-- WHAT THE EXERCISE ASKS --
Would you give the listing again exactly, without its images?

-- SOURCE INFORMATION --

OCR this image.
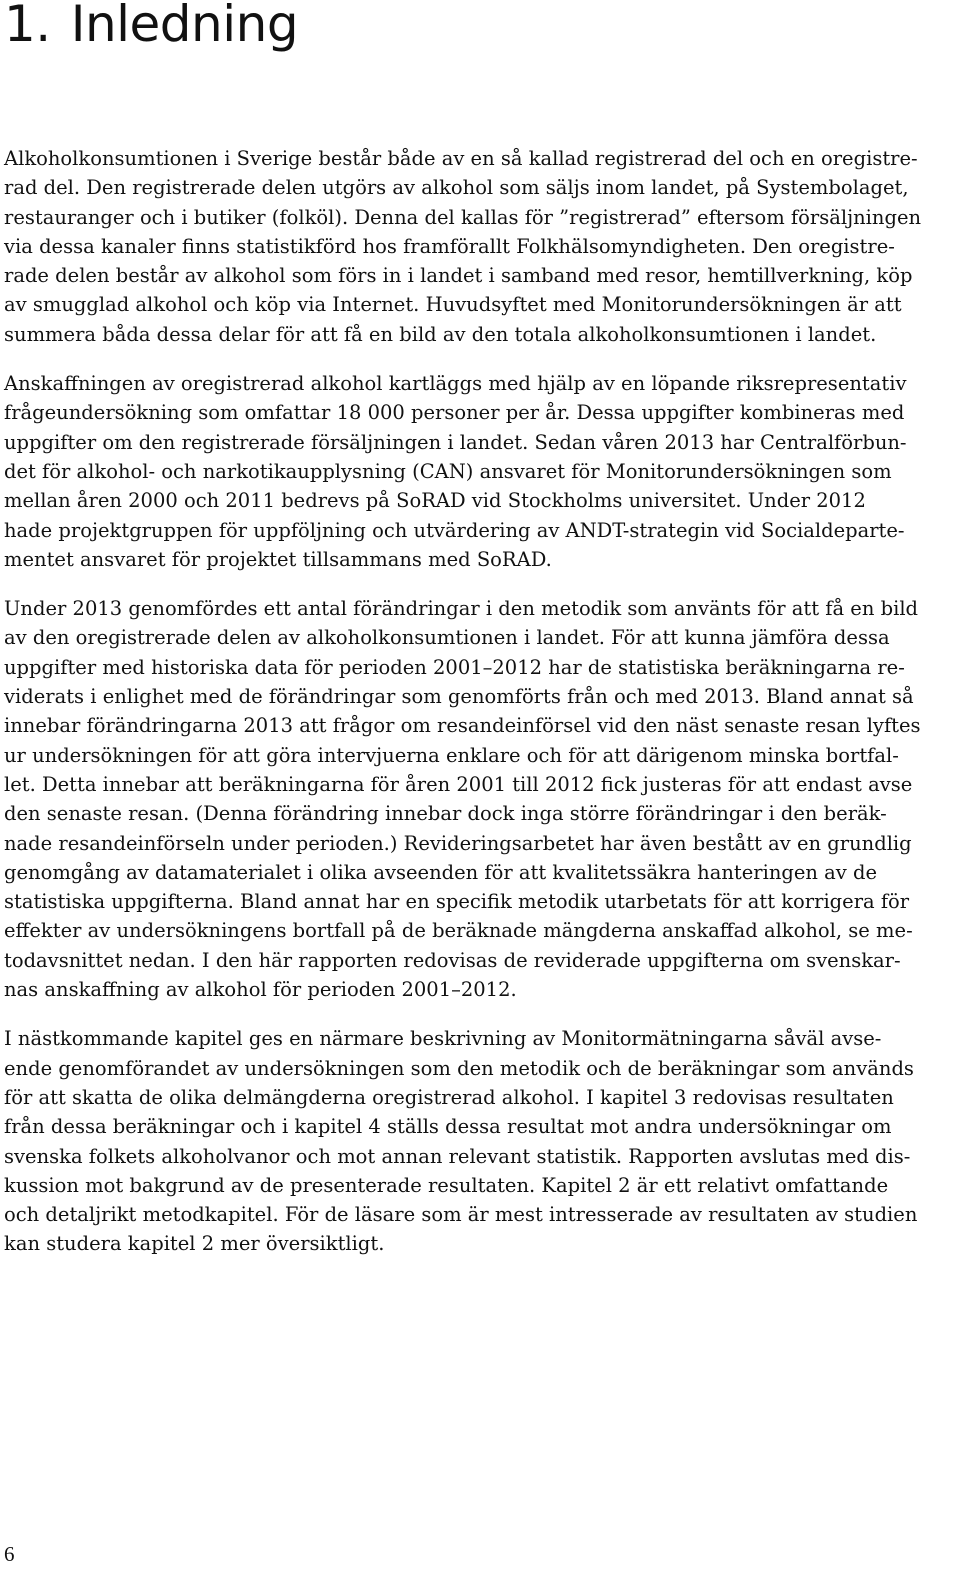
1. Inledning

Alkoholkonsumtionen i Sverige består både av en så kallad registrerad del och en oregistre-
rad del. Den registrerade delen utgörs av alkohol som säljs inom landet, på Systembolaget,
restauranger och i butiker (folköl). Denna del kallas för ”registrerad” eftersom försäljningen
via dessa kanaler finns statistikförd hos framförallt Folkhälsomyndigheten. Den oregistre-
rade delen består av alkohol som förs in i landet i samband med resor, hemtillverkning, köp
av smugglad alkohol och köp via Internet. Huvudsyftet med Monitorundersökningen är att
summera båda dessa delar för att få en bild av den totala alkoholkonsumtionen i landet.

Anskaffningen av oregistrerad alkohol kartläggs med hjälp av en löpande riksrepresentativ
frågeundersökning som omfattar 18 000 personer per år. Dessa uppgifter kombineras med
uppgifter om den registrerade försäljningen i landet. Sedan våren 2013 har Centralförbun-
det för alkohol- och narkotikaupplysning (CAN) ansvaret för Monitorundersökningen som
mellan åren 2000 och 2011 bedrevs på SoRAD vid Stockholms universitet. Under 2012
hade projektgruppen för uppföljning och utvärdering av ANDT-strategin vid Socialdeparte-
mentet ansvaret för projektet tillsammans med SoRAD.

Under 2013 genomfördes ett antal förändringar i den metodik som använts för att få en bild
av den oregistrerade delen av alkoholkonsumtionen i landet. För att kunna jämföra dessa
uppgifter med historiska data för perioden 2001–2012 har de statistiska beräkningarna re-
viderats i enlighet med de förändringar som genomförts från och med 2013. Bland annat så
innebar förändringarna 2013 att frågor om resandeinförsel vid den näst senaste resan lyftes
ur undersökningen för att göra intervjuerna enklare och för att därigenom minska bortfal-
let. Detta innebar att beräkningarna för åren 2001 till 2012 fick justeras för att endast avse
den senaste resan. (Denna förändring innebar dock inga större förändringar i den beräk-
nade resandeinförseln under perioden.) Revideringsarbetet har även bestått av en grundlig
genomgång av datamaterialet i olika avseenden för att kvalitetssäkra hanteringen av de
statistiska uppgifterna. Bland annat har en specifik metodik utarbetats för att korrigera för
effekter av undersökningens bortfall på de beräknade mängderna anskaffad alkohol, se me-
todavsnittet nedan. I den här rapporten redovisas de reviderade uppgifterna om svenskar-
nas anskaffning av alkohol för perioden 2001–2012.

I nästkommande kapitel ges en närmare beskrivning av Monitormätningarna såväl avse-
ende genomförandet av undersökningen som den metodik och de beräkningar som används
för att skatta de olika delmängderna oregistrerad alkohol. I kapitel 3 redovisas resultaten
från dessa beräkningar och i kapitel 4 ställs dessa resultat mot andra undersökningar om
svenska folkets alkoholvanor och mot annan relevant statistik. Rapporten avslutas med dis-
kussion mot bakgrund av de presenterade resultaten. Kapitel 2 är ett relativt omfattande
och detaljrikt metodkapitel. För de läsare som är mest intresserade av resultaten av studien
kan studera kapitel 2 mer översiktligt.

6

-- EXERCISE ANSWER --
OCR this image.
1. Inledning

Alkoholkonsumtionen i Sverige består både av en så kallad registrerad del och en oregistre-
rad del. Den registrerade delen utgörs av alkohol som säljs inom landet, på Systembolaget,
restauranger och i butiker (folköl). Denna del kallas för ”registrerad” eftersom försäljningen
via dessa kanaler finns statistikförd hos framförallt Folkhälsomyndigheten. Den oregistre-
rade delen består av alkohol som förs in i landet i samband med resor, hemtillverkning, köp
av smugglad alkohol och köp via Internet. Huvudsyftet med Monitorundersökningen är att
summera båda dessa delar för att få en bild av den totala alkoholkonsumtionen i landet.

Anskaffningen av oregistrerad alkohol kartläggs med hjälp av en löpande riksrepresentativ
frågeundersökning som omfattar 18 000 personer per år. Dessa uppgifter kombineras med
uppgifter om den registrerade försäljningen i landet. Sedan våren 2013 har Centralförbun-
det för alkohol- och narkotikaupplysning (CAN) ansvaret för Monitorundersökningen som
mellan åren 2000 och 2011 bedrevs på SoRAD vid Stockholms universitet. Under 2012
hade projektgruppen för uppföljning och utvärdering av ANDT-strategin vid Socialdeparte-
mentet ansvaret för projektet tillsammans med SoRAD.

Under 2013 genomfördes ett antal förändringar i den metodik som använts för att få en bild
av den oregistrerade delen av alkoholkonsumtionen i landet. För att kunna jämföra dessa
uppgifter med historiska data för perioden 2001–2012 har de statistiska beräkningarna re-
viderats i enlighet med de förändringar som genomförts från och med 2013. Bland annat så
innebar förändringarna 2013 att frågor om resandeinförsel vid den näst senaste resan lyftes
ur undersökningen för att göra intervjuerna enklare och för att därigenom minska bortfal-
let. Detta innebar att beräkningarna för åren 2001 till 2012 fick justeras för att endast avse
den senaste resan. (Denna förändring innebar dock inga större förändringar i den beräk-
nade resandeinförseln under perioden.) Revideringsarbetet har även bestått av en grundlig
genomgång av datamaterialet i olika avseenden för att kvalitetssäkra hanteringen av de
statistiska uppgifterna. Bland annat har en specifik metodik utarbetats för att korrigera för
effekter av undersökningens bortfall på de beräknade mängderna anskaffad alkohol, se me-
todavsnittet nedan. I den här rapporten redovisas de reviderade uppgifterna om svenskar-
nas anskaffning av alkohol för perioden 2001–2012.

I nästkommande kapitel ges en närmare beskrivning av Monitormätningarna såväl avse-
ende genomförandet av undersökningen som den metodik och de beräkningar som används
för att skatta de olika delmängderna oregistrerad alkohol. I kapitel 3 redovisas resultaten
från dessa beräkningar och i kapitel 4 ställs dessa resultat mot andra undersökningar om
svenska folkets alkoholvanor och mot annan relevant statistik. Rapporten avslutas med dis-
kussion mot bakgrund av de presenterade resultaten. Kapitel 2 är ett relativt omfattande
och detaljrikt metodkapitel. För de läsare som är mest intresserade av resultaten av studien
kan studera kapitel 2 mer översiktligt.

6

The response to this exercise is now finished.